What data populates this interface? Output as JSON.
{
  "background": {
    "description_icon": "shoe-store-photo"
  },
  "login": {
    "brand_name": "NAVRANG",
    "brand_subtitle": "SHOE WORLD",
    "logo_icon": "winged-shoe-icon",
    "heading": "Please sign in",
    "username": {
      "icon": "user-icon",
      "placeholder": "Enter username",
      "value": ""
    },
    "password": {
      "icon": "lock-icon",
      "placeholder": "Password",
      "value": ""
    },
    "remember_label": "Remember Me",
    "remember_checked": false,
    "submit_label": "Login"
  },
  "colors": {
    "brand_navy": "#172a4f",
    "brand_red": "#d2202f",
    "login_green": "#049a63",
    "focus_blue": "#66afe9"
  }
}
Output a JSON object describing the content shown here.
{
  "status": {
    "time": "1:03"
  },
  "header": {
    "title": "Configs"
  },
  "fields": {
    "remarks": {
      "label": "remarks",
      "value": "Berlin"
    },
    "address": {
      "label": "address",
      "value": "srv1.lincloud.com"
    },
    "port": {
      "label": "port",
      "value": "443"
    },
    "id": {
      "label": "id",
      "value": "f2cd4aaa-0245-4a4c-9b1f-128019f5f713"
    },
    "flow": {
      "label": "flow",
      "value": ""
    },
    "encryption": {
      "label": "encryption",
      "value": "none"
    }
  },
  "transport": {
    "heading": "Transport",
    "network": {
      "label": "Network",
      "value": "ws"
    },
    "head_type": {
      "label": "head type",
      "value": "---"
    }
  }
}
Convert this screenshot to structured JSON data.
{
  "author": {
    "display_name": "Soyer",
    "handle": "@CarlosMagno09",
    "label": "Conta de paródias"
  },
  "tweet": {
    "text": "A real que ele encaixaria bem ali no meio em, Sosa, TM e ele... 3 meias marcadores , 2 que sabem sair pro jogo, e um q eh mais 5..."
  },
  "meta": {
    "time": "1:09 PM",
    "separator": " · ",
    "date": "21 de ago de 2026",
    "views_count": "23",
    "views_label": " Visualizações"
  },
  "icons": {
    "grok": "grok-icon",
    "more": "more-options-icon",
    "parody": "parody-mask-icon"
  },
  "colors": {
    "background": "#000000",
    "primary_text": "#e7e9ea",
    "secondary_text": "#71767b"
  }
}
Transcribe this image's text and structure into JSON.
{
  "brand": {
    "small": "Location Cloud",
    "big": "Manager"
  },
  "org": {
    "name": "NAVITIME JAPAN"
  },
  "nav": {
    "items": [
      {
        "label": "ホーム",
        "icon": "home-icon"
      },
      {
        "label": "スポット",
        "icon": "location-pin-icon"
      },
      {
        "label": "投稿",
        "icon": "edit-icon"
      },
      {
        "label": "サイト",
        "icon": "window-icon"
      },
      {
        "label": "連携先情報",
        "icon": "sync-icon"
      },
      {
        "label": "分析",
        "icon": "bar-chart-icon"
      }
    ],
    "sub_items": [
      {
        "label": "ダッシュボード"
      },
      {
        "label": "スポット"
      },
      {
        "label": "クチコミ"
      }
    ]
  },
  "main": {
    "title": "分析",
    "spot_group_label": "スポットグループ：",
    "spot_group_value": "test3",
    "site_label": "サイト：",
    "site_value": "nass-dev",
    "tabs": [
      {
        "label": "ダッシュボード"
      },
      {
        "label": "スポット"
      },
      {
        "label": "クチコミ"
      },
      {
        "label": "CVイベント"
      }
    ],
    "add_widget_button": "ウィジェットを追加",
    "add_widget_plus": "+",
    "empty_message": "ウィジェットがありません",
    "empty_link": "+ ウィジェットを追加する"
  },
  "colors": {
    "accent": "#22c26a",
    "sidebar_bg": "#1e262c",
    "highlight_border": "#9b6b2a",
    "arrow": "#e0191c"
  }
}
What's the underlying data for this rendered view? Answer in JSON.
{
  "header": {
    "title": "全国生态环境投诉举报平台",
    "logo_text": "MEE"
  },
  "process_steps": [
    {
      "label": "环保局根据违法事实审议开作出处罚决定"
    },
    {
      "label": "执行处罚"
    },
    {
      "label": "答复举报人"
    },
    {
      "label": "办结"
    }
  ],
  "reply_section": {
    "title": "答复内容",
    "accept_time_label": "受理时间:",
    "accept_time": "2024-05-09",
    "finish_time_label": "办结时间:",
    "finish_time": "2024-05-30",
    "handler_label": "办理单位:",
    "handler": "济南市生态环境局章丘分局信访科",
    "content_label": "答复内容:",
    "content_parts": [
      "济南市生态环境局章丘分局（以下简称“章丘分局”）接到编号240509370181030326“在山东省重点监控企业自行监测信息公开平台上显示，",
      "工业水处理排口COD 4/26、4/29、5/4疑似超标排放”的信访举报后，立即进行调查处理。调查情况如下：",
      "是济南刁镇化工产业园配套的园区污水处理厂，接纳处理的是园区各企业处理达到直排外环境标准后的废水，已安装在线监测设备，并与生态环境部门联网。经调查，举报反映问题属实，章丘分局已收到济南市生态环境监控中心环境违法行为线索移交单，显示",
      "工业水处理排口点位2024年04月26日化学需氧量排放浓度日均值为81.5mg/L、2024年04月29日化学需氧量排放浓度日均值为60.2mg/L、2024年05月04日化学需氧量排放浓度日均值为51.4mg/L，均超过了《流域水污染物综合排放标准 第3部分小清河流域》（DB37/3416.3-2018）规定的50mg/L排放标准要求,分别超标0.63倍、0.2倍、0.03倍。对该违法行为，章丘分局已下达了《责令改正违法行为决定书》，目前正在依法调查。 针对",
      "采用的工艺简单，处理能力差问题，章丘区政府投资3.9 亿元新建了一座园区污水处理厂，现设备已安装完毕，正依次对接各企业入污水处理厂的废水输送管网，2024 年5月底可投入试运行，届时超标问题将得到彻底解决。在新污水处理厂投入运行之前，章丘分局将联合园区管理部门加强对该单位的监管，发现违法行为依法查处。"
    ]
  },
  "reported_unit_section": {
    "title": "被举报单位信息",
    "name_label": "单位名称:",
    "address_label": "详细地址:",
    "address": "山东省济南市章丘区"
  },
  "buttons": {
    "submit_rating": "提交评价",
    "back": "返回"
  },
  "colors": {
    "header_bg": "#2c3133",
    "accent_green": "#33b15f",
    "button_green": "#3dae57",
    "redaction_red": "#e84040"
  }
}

**EXERCISE DIRECTIONS**
Copy out each line of the entries that holds "data".

**FINISHED TASK**
What data populates this interface? Output as JSON.
Convert this screenshot to structured JSON data.
What's the underlying data for this rendered view? Answer in JSON.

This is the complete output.